-- START DATA SHOWN --

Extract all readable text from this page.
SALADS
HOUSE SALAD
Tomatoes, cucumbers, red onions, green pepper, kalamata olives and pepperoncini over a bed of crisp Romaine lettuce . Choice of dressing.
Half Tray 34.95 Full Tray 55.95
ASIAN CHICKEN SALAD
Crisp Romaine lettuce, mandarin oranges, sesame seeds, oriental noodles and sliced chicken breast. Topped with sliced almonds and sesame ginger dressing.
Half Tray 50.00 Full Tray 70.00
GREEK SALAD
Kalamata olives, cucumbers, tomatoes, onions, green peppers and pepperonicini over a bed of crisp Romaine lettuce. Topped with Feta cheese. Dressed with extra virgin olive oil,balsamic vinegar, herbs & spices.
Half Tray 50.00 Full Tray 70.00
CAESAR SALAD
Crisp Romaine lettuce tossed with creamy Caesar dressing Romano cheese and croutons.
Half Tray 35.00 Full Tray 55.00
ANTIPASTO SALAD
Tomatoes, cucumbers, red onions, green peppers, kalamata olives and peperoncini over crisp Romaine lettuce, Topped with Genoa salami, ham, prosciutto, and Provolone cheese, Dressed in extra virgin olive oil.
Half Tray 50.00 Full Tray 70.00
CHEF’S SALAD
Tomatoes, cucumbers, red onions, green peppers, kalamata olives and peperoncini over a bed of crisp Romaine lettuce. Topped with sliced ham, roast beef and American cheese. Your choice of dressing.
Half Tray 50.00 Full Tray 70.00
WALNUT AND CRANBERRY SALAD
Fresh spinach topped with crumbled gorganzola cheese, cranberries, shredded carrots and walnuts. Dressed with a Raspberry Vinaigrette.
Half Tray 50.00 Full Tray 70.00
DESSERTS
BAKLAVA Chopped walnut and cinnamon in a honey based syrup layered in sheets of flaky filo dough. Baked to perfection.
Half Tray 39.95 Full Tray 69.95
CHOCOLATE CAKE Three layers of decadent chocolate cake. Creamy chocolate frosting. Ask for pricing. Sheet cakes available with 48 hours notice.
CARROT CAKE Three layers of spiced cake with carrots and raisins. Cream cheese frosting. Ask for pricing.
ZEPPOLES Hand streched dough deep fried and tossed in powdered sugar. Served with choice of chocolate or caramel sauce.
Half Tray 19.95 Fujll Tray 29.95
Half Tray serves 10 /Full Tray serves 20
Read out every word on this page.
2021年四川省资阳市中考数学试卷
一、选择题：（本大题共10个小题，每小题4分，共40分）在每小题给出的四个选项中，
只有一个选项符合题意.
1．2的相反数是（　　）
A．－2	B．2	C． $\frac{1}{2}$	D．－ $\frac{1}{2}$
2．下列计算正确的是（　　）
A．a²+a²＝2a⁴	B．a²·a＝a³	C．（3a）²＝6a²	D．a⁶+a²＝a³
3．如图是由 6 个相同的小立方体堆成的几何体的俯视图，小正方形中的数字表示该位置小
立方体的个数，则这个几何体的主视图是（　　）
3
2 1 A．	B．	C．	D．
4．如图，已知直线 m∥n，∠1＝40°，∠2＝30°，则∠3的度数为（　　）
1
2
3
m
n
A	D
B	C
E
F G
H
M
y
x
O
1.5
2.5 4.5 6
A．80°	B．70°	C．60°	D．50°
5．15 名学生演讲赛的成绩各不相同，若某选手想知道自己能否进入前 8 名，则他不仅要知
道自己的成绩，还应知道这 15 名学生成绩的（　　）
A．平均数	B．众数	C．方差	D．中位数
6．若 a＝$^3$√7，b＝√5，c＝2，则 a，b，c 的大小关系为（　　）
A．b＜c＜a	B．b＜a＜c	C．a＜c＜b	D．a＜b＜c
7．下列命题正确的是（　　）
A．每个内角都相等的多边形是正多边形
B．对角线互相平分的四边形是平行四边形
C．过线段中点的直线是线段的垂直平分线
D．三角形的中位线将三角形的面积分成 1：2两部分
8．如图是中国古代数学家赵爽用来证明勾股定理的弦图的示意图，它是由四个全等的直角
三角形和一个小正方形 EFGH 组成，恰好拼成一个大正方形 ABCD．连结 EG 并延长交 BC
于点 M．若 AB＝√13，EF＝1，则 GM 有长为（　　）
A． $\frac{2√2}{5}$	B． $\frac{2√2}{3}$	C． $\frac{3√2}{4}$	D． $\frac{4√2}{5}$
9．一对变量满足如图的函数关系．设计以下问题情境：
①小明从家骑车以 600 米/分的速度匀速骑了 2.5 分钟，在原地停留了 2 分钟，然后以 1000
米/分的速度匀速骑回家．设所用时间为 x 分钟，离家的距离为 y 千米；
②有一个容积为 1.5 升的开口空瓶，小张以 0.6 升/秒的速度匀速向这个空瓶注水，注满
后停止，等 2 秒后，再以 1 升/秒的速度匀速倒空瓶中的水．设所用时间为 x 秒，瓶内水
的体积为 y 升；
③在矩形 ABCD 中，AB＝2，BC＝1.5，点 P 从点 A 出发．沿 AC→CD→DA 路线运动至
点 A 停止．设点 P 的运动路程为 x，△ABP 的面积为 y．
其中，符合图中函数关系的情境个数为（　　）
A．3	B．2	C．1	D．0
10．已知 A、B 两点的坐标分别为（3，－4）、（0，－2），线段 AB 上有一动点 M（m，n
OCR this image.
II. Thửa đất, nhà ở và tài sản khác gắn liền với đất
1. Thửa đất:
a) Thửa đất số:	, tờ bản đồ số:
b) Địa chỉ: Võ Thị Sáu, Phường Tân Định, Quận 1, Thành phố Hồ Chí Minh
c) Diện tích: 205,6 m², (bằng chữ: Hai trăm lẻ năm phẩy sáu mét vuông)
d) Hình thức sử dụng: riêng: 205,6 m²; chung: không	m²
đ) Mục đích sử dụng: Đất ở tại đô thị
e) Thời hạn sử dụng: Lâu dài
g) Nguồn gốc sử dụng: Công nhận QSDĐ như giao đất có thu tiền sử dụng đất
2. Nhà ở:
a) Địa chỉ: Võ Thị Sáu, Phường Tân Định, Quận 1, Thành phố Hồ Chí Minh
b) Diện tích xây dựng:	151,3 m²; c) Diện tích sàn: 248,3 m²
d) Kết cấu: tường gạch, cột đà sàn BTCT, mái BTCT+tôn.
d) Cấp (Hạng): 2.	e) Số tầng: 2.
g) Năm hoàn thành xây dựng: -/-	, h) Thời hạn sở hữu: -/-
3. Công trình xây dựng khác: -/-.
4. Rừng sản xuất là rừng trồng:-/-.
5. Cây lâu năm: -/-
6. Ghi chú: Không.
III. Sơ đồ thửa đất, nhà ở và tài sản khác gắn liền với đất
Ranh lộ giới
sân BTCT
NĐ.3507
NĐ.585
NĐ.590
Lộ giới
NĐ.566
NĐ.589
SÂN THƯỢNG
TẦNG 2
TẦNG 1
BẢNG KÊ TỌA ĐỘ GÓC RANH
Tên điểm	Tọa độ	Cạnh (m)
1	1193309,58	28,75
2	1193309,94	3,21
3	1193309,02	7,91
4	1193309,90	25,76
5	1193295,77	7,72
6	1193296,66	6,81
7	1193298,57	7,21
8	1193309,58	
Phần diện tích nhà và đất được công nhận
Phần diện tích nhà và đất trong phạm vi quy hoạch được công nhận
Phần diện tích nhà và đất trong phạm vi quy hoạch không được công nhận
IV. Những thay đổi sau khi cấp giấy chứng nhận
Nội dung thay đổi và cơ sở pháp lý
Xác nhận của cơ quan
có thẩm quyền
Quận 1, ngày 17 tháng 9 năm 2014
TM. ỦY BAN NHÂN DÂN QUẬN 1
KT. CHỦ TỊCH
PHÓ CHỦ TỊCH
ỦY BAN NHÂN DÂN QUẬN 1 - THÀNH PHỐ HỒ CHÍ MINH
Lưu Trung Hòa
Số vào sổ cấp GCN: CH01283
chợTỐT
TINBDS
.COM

-- END DATA SHOWN --

Go through the listing and print each line exactly as it appears.

Extract all readable text from this page.
SALADS
HOUSE SALAD
Tomatoes, cucumbers, red onions, green pepper, kalamata olives and pepperoncini over a bed of crisp Romaine lettuce . Choice of dressing.
Half Tray 34.95 Full Tray 55.95
ASIAN CHICKEN SALAD
Crisp Romaine lettuce, mandarin oranges, sesame seeds, oriental noodles and sliced chicken breast. Topped with sliced almonds and sesame ginger dressing.
Half Tray 50.00 Full Tray 70.00
GREEK SALAD
Kalamata olives, cucumbers, tomatoes, onions, green peppers and pepperonicini over a bed of crisp Romaine lettuce. Topped with Feta cheese. Dressed with extra virgin olive oil,balsamic vinegar, herbs & spices.
Half Tray 50.00 Full Tray 70.00
CAESAR SALAD
Crisp Romaine lettuce tossed with creamy Caesar dressing Romano cheese and croutons.
Half Tray 35.00 Full Tray 55.00
ANTIPASTO SALAD
Tomatoes, cucumbers, red onions, green peppers, kalamata olives and peperoncini over crisp Romaine lettuce, Topped with Genoa salami, ham, prosciutto, and Provolone cheese, Dressed in extra virgin olive oil.
Half Tray 50.00 Full Tray 70.00
CHEF’S SALAD
Tomatoes, cucumbers, red onions, green peppers, kalamata olives and peperoncini over a bed of crisp Romaine lettuce. Topped with sliced ham, roast beef and American cheese. Your choice of dressing.
Half Tray 50.00 Full Tray 70.00
WALNUT AND CRANBERRY SALAD
Fresh spinach topped with crumbled gorganzola cheese, cranberries, shredded carrots and walnuts. Dressed with a Raspberry Vinaigrette.
Half Tray 50.00 Full Tray 70.00
DESSERTS
BAKLAVA Chopped walnut and cinnamon in a honey based syrup layered in sheets of flaky filo dough. Baked to perfection.
Half Tray 39.95 Full Tray 69.95
CHOCOLATE CAKE Three layers of decadent chocolate cake. Creamy chocolate frosting. Ask for pricing. Sheet cakes available with 48 hours notice.
CARROT CAKE Three layers of spiced cake with carrots and raisins. Cream cheese frosting. Ask for pricing.
ZEPPOLES Hand streched dough deep fried and tossed in powdered sugar. Served with choice of chocolate or caramel sauce.
Half Tray 19.95 Fujll Tray 29.95
Half Tray serves 10 /Full Tray serves 20
Read out every word on this page.
2021年四川省资阳市中考数学试卷
一、选择题：（本大题共10个小题，每小题4分，共40分）在每小题给出的四个选项中，
只有一个选项符合题意.
1．2的相反数是（　　）
A．－2	B．2	C． $\frac{1}{2}$	D．－ $\frac{1}{2}$
2．下列计算正确的是（　　）
A．a²+a²＝2a⁴	B．a²·a＝a³	C．（3a）²＝6a²	D．a⁶+a²＝a³
3．如图是由 6 个相同的小立方体堆成的几何体的俯视图，小正方形中的数字表示该位置小
立方体的个数，则这个几何体的主视图是（　　）
3
2 1 A．	B．	C．	D．
4．如图，已知直线 m∥n，∠1＝40°，∠2＝30°，则∠3的度数为（　　）
1
2
3
m
n
A	D
B	C
E
F G
H
M
y
x
O
1.5
2.5 4.5 6
A．80°	B．70°	C．60°	D．50°
5．15 名学生演讲赛的成绩各不相同，若某选手想知道自己能否进入前 8 名，则他不仅要知
道自己的成绩，还应知道这 15 名学生成绩的（　　）
A．平均数	B．众数	C．方差	D．中位数
6．若 a＝$^3$√7，b＝√5，c＝2，则 a，b，c 的大小关系为（　　）
A．b＜c＜a	B．b＜a＜c	C．a＜c＜b	D．a＜b＜c
7．下列命题正确的是（　　）
A．每个内角都相等的多边形是正多边形
B．对角线互相平分的四边形是平行四边形
C．过线段中点的直线是线段的垂直平分线
D．三角形的中位线将三角形的面积分成 1：2两部分
8．如图是中国古代数学家赵爽用来证明勾股定理的弦图的示意图，它是由四个全等的直角
三角形和一个小正方形 EFGH 组成，恰好拼成一个大正方形 ABCD．连结 EG 并延长交 BC
于点 M．若 AB＝√13，EF＝1，则 GM 有长为（　　）
A． $\frac{2√2}{5}$	B． $\frac{2√2}{3}$	C． $\frac{3√2}{4}$	D． $\frac{4√2}{5}$
9．一对变量满足如图的函数关系．设计以下问题情境：
①小明从家骑车以 600 米/分的速度匀速骑了 2.5 分钟，在原地停留了 2 分钟，然后以 1000
米/分的速度匀速骑回家．设所用时间为 x 分钟，离家的距离为 y 千米；
②有一个容积为 1.5 升的开口空瓶，小张以 0.6 升/秒的速度匀速向这个空瓶注水，注满
后停止，等 2 秒后，再以 1 升/秒的速度匀速倒空瓶中的水．设所用时间为 x 秒，瓶内水
的体积为 y 升；
③在矩形 ABCD 中，AB＝2，BC＝1.5，点 P 从点 A 出发．沿 AC→CD→DA 路线运动至
点 A 停止．设点 P 的运动路程为 x，△ABP 的面积为 y．
其中，符合图中函数关系的情境个数为（　　）
A．3	B．2	C．1	D．0
10．已知 A、B 两点的坐标分别为（3，－4）、（0，－2），线段 AB 上有一动点 M（m，n
OCR this image.
II. Thửa đất, nhà ở và tài sản khác gắn liền với đất
1. Thửa đất:
a) Thửa đất số:	, tờ bản đồ số:
b) Địa chỉ: Võ Thị Sáu, Phường Tân Định, Quận 1, Thành phố Hồ Chí Minh
c) Diện tích: 205,6 m², (bằng chữ: Hai trăm lẻ năm phẩy sáu mét vuông)
d) Hình thức sử dụng: riêng: 205,6 m²; chung: không	m²
đ) Mục đích sử dụng: Đất ở tại đô thị
e) Thời hạn sử dụng: Lâu dài
g) Nguồn gốc sử dụng: Công nhận QSDĐ như giao đất có thu tiền sử dụng đất
2. Nhà ở:
a) Địa chỉ: Võ Thị Sáu, Phường Tân Định, Quận 1, Thành phố Hồ Chí Minh
b) Diện tích xây dựng:	151,3 m²; c) Diện tích sàn: 248,3 m²
d) Kết cấu: tường gạch, cột đà sàn BTCT, mái BTCT+tôn.
d) Cấp (Hạng): 2.	e) Số tầng: 2.
g) Năm hoàn thành xây dựng: -/-	, h) Thời hạn sở hữu: -/-
3. Công trình xây dựng khác: -/-.
4. Rừng sản xuất là rừng trồng:-/-.
5. Cây lâu năm: -/-
6. Ghi chú: Không.
III. Sơ đồ thửa đất, nhà ở và tài sản khác gắn liền với đất
Ranh lộ giới
sân BTCT
NĐ.3507
NĐ.585
NĐ.590
Lộ giới
NĐ.566
NĐ.589
SÂN THƯỢNG
TẦNG 2
TẦNG 1
BẢNG KÊ TỌA ĐỘ GÓC RANH
Tên điểm	Tọa độ	Cạnh (m)
1	1193309,58	28,75
2	1193309,94	3,21
3	1193309,02	7,91
4	1193309,90	25,76
5	1193295,77	7,72
6	1193296,66	6,81
7	1193298,57	7,21
8	1193309,58	
Phần diện tích nhà và đất được công nhận
Phần diện tích nhà và đất trong phạm vi quy hoạch được công nhận
Phần diện tích nhà và đất trong phạm vi quy hoạch không được công nhận
IV. Những thay đổi sau khi cấp giấy chứng nhận
Nội dung thay đổi và cơ sở pháp lý
Xác nhận của cơ quan
có thẩm quyền
Quận 1, ngày 17 tháng 9 năm 2014
TM. ỦY BAN NHÂN DÂN QUẬN 1
KT. CHỦ TỊCH
PHÓ CHỦ TỊCH
ỦY BAN NHÂN DÂN QUẬN 1 - THÀNH PHỐ HỒ CHÍ MINH
Lưu Trung Hòa
Số vào sổ cấp GCN: CH01283
chợTỐT
TINBDS
.COM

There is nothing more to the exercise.